#### Directions for this task:
Exclude any images and output the remaining records exactly.

#### Stored data:
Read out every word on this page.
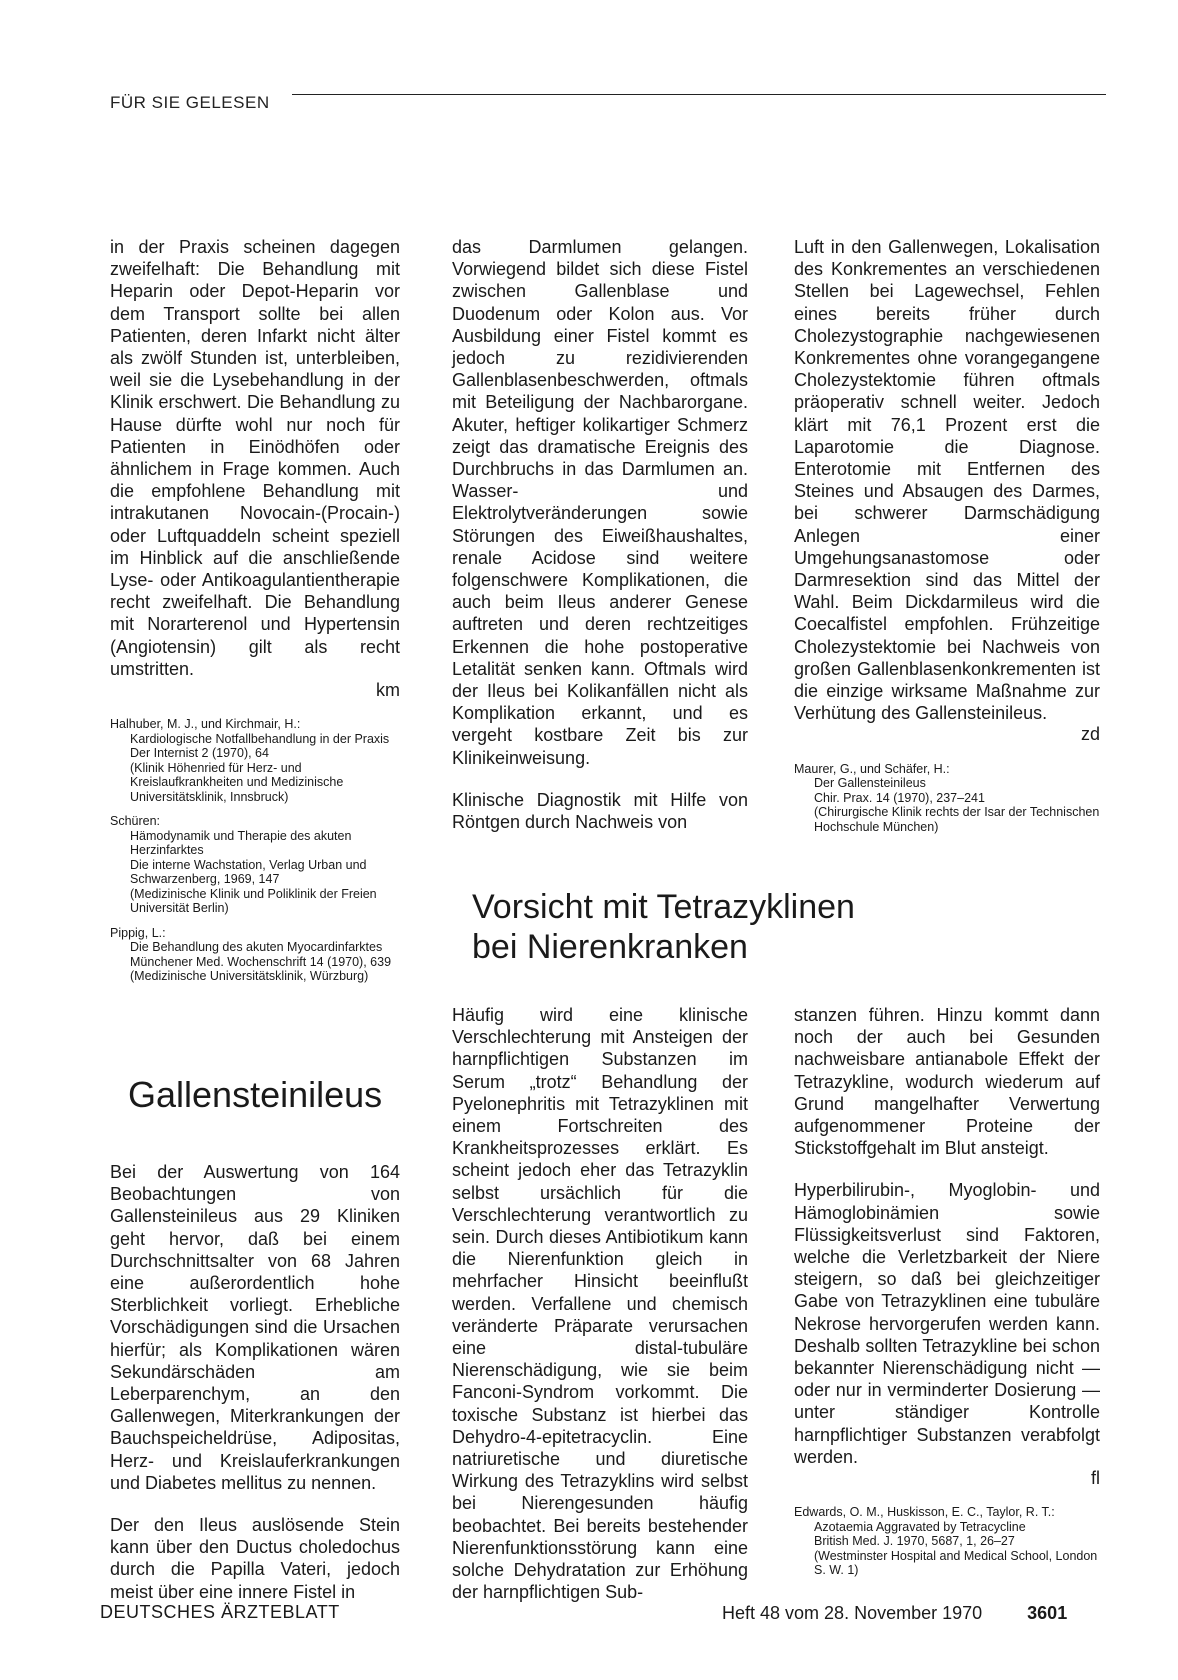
FÜR SIE GELESEN

in der Praxis scheinen dagegen zweifelhaft: Die Behandlung mit Heparin oder Depot-Heparin vor dem Transport sollte bei allen Patienten, deren Infarkt nicht älter als zwölf Stunden ist, unterbleiben, weil sie die Lysebehandlung in der Klinik erschwert. Die Behandlung zu Hause dürfte wohl nur noch für Patienten in Einödhöfen oder ähnlichem in Frage kommen. Auch die empfohlene Behandlung mit intrakutanen Novocain-(Procain-) oder Luftquaddeln scheint speziell im Hinblick auf die anschließende Lyse- oder Antikoagulantientherapie recht zweifelhaft. Die Behandlung mit Norarterenol und Hypertensin (Angiotensin) gilt als recht umstritten.

km
Halhuber, M. J., und Kirchmair, H.:
Kardiologische Notfallbehandlung in der Praxis
Der Internist 2 (1970), 64
(Klinik Höhenried für Herz- und Kreislaufkrankheiten und Medizinische Universitätsklinik, Innsbruck)
Schüren:
Hämodynamik und Therapie des akuten Herzinfarktes
Die interne Wachstation, Verlag Urban und Schwarzenberg, 1969, 147
(Medizinische Klinik und Poliklinik der Freien Universität Berlin)
Pippig, L.:
Die Behandlung des akuten Myocardinfarktes
Münchener Med. Wochenschrift 14 (1970), 639
(Medizinische Universitätsklinik, Würzburg)
Gallensteinileus

Bei der Auswertung von 164 Beobachtungen von Gallensteinileus aus 29 Kliniken geht hervor, daß bei einem Durchschnittsalter von 68 Jahren eine außerordentlich hohe Sterblichkeit vorliegt. Erhebliche Vorschädigungen sind die Ursachen hierfür; als Komplikationen wären Sekundärschäden am Leberparenchym, an den Gallenwegen, Miterkrankungen der Bauchspeicheldrüse, Adipositas, Herz- und Kreislauferkrankungen und Diabetes mellitus zu nennen.

Der den Ileus auslösende Stein kann über den Ductus choledochus durch die Papilla Vateri, jedoch meist über eine innere Fistel in

das Darmlumen gelangen. Vorwiegend bildet sich diese Fistel zwischen Gallenblase und Duodenum oder Kolon aus. Vor Ausbildung einer Fistel kommt es jedoch zu rezidivierenden Gallenblasenbeschwerden, oftmals mit Beteiligung der Nachbarorgane. Akuter, heftiger kolikartiger Schmerz zeigt das dramatische Ereignis des Durchbruchs in das Darmlumen an. Wasser- und Elektrolytveränderungen sowie Störungen des Eiweißhaushaltes, renale Acidose sind weitere folgenschwere Komplikationen, die auch beim Ileus anderer Genese auftreten und deren rechtzeitiges Erkennen die hohe postoperative Letalität senken kann. Oftmals wird der Ileus bei Kolikanfällen nicht als Komplikation erkannt, und es vergeht kostbare Zeit bis zur Klinikeinweisung.

Klinische Diagnostik mit Hilfe von Röntgen durch Nachweis von

Luft in den Gallenwegen, Lokalisation des Konkrementes an verschiedenen Stellen bei Lagewechsel, Fehlen eines bereits früher durch Cholezystographie nachgewiesenen Konkrementes ohne vorangegangene Cholezystektomie führen oftmals präoperativ schnell weiter. Jedoch klärt mit 76,1 Prozent erst die Laparotomie die Diagnose. Enterotomie mit Entfernen des Steines und Absaugen des Darmes, bei schwerer Darmschädigung Anlegen einer Umgehungsanastomose oder Darmresektion sind das Mittel der Wahl. Beim Dickdarmileus wird die Coecalfistel empfohlen. Frühzeitige Cholezystektomie bei Nachweis von großen Gallenblasenkonkrementen ist die einzige wirksame Maßnahme zur Verhütung des Gallensteinileus.

zd
Maurer, G., und Schäfer, H.:
Der Gallensteinileus
Chir. Prax. 14 (1970), 237–241
(Chirurgische Klinik rechts der Isar der Technischen Hochschule München)
Vorsicht mit Tetrazyklinen
bei Nierenkranken

Häufig wird eine klinische Verschlechterung mit Ansteigen der harnpflichtigen Substanzen im Serum „trotz“ Behandlung der Pyelonephritis mit Tetrazyklinen mit einem Fortschreiten des Krankheitsprozesses erklärt. Es scheint jedoch eher das Tetrazyklin selbst ursächlich für die Verschlechterung verantwortlich zu sein. Durch dieses Antibiotikum kann die Nierenfunktion gleich in mehrfacher Hinsicht beeinflußt werden. Verfallene und chemisch veränderte Präparate verursachen eine distal-tubuläre Nierenschädigung, wie sie beim Fanconi-Syndrom vorkommt. Die toxische Substanz ist hierbei das Dehydro-4-epitetracyclin. Eine natriuretische und diuretische Wirkung des Tetrazyklins wird selbst bei Nierengesunden häufig beobachtet. Bei bereits bestehender Nierenfunktionsstörung kann eine solche Dehydratation zur Erhöhung der harnpflichtigen Sub-

stanzen führen. Hinzu kommt dann noch der auch bei Gesunden nachweisbare antianabole Effekt der Tetrazykline, wodurch wiederum auf Grund mangelhafter Verwertung aufgenommener Proteine der Stickstoffgehalt im Blut ansteigt.

Hyperbilirubin-, Myoglobin- und Hämoglobinämien sowie Flüssigkeitsverlust sind Faktoren, welche die Verletzbarkeit der Niere steigern, so daß bei gleichzeitiger Gabe von Tetrazyklinen eine tubuläre Nekrose hervorgerufen werden kann. Deshalb sollten Tetrazykline bei schon bekannter Nierenschädigung nicht — oder nur in verminderter Dosierung — unter ständiger Kontrolle harnpflichtiger Substanzen verabfolgt werden.

fl
Edwards, O. M., Huskisson, E. C., Taylor, R. T.:
Azotaemia Aggravated by Tetracycline
British Med. J. 1970, 5687, 1, 26–27
(Westminster Hospital and Medical School, London S. W. 1)
DEUTSCHES ÄRZTEBLATT	Heft 48 vom 28. November 1970	3601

#### Expected answer:
Read out every word on this page.
FÜR SIE GELESEN

in der Praxis scheinen dagegen zweifelhaft: Die Behandlung mit Heparin oder Depot-Heparin vor dem Transport sollte bei allen Patienten, deren Infarkt nicht älter als zwölf Stunden ist, unterbleiben, weil sie die Lysebehandlung in der Klinik erschwert. Die Behandlung zu Hause dürfte wohl nur noch für Patienten in Einödhöfen oder ähnlichem in Frage kommen. Auch die empfohlene Behandlung mit intrakutanen Novocain-(Procain-) oder Luftquaddeln scheint speziell im Hinblick auf die anschließende Lyse- oder Antikoagulantientherapie recht zweifelhaft. Die Behandlung mit Norarterenol und Hypertensin (Angiotensin) gilt als recht umstritten.

km
Halhuber, M. J., und Kirchmair, H.:
Kardiologische Notfallbehandlung in der Praxis
Der Internist 2 (1970), 64
(Klinik Höhenried für Herz- und Kreislaufkrankheiten und Medizinische Universitätsklinik, Innsbruck)
Schüren:
Hämodynamik und Therapie des akuten Herzinfarktes
Die interne Wachstation, Verlag Urban und Schwarzenberg, 1969, 147
(Medizinische Klinik und Poliklinik der Freien Universität Berlin)
Pippig, L.:
Die Behandlung des akuten Myocardinfarktes
Münchener Med. Wochenschrift 14 (1970), 639
(Medizinische Universitätsklinik, Würzburg)
Gallensteinileus

Bei der Auswertung von 164 Beobachtungen von Gallensteinileus aus 29 Kliniken geht hervor, daß bei einem Durchschnittsalter von 68 Jahren eine außerordentlich hohe Sterblichkeit vorliegt. Erhebliche Vorschädigungen sind die Ursachen hierfür; als Komplikationen wären Sekundärschäden am Leberparenchym, an den Gallenwegen, Miterkrankungen der Bauchspeicheldrüse, Adipositas, Herz- und Kreislauferkrankungen und Diabetes mellitus zu nennen.

Der den Ileus auslösende Stein kann über den Ductus choledochus durch die Papilla Vateri, jedoch meist über eine innere Fistel in

das Darmlumen gelangen. Vorwiegend bildet sich diese Fistel zwischen Gallenblase und Duodenum oder Kolon aus. Vor Ausbildung einer Fistel kommt es jedoch zu rezidivierenden Gallenblasenbeschwerden, oftmals mit Beteiligung der Nachbarorgane. Akuter, heftiger kolikartiger Schmerz zeigt das dramatische Ereignis des Durchbruchs in das Darmlumen an. Wasser- und Elektrolytveränderungen sowie Störungen des Eiweißhaushaltes, renale Acidose sind weitere folgenschwere Komplikationen, die auch beim Ileus anderer Genese auftreten und deren rechtzeitiges Erkennen die hohe postoperative Letalität senken kann. Oftmals wird der Ileus bei Kolikanfällen nicht als Komplikation erkannt, und es vergeht kostbare Zeit bis zur Klinikeinweisung.

Klinische Diagnostik mit Hilfe von Röntgen durch Nachweis von

Luft in den Gallenwegen, Lokalisation des Konkrementes an verschiedenen Stellen bei Lagewechsel, Fehlen eines bereits früher durch Cholezystographie nachgewiesenen Konkrementes ohne vorangegangene Cholezystektomie führen oftmals präoperativ schnell weiter. Jedoch klärt mit 76,1 Prozent erst die Laparotomie die Diagnose. Enterotomie mit Entfernen des Steines und Absaugen des Darmes, bei schwerer Darmschädigung Anlegen einer Umgehungsanastomose oder Darmresektion sind das Mittel der Wahl. Beim Dickdarmileus wird die Coecalfistel empfohlen. Frühzeitige Cholezystektomie bei Nachweis von großen Gallenblasenkonkrementen ist die einzige wirksame Maßnahme zur Verhütung des Gallensteinileus.

zd
Maurer, G., und Schäfer, H.:
Der Gallensteinileus
Chir. Prax. 14 (1970), 237–241
(Chirurgische Klinik rechts der Isar der Technischen Hochschule München)
Vorsicht mit Tetrazyklinen
bei Nierenkranken

Häufig wird eine klinische Verschlechterung mit Ansteigen der harnpflichtigen Substanzen im Serum „trotz“ Behandlung der Pyelonephritis mit Tetrazyklinen mit einem Fortschreiten des Krankheitsprozesses erklärt. Es scheint jedoch eher das Tetrazyklin selbst ursächlich für die Verschlechterung verantwortlich zu sein. Durch dieses Antibiotikum kann die Nierenfunktion gleich in mehrfacher Hinsicht beeinflußt werden. Verfallene und chemisch veränderte Präparate verursachen eine distal-tubuläre Nierenschädigung, wie sie beim Fanconi-Syndrom vorkommt. Die toxische Substanz ist hierbei das Dehydro-4-epitetracyclin. Eine natriuretische und diuretische Wirkung des Tetrazyklins wird selbst bei Nierengesunden häufig beobachtet. Bei bereits bestehender Nierenfunktionsstörung kann eine solche Dehydratation zur Erhöhung der harnpflichtigen Sub-

stanzen führen. Hinzu kommt dann noch der auch bei Gesunden nachweisbare antianabole Effekt der Tetrazykline, wodurch wiederum auf Grund mangelhafter Verwertung aufgenommener Proteine der Stickstoffgehalt im Blut ansteigt.

Hyperbilirubin-, Myoglobin- und Hämoglobinämien sowie Flüssigkeitsverlust sind Faktoren, welche die Verletzbarkeit der Niere steigern, so daß bei gleichzeitiger Gabe von Tetrazyklinen eine tubuläre Nekrose hervorgerufen werden kann. Deshalb sollten Tetrazykline bei schon bekannter Nierenschädigung nicht — oder nur in verminderter Dosierung — unter ständiger Kontrolle harnpflichtiger Substanzen verabfolgt werden.

fl
Edwards, O. M., Huskisson, E. C., Taylor, R. T.:
Azotaemia Aggravated by Tetracycline
British Med. J. 1970, 5687, 1, 26–27
(Westminster Hospital and Medical School, London S. W. 1)
DEUTSCHES ÄRZTEBLATT	Heft 48 vom 28. November 1970	3601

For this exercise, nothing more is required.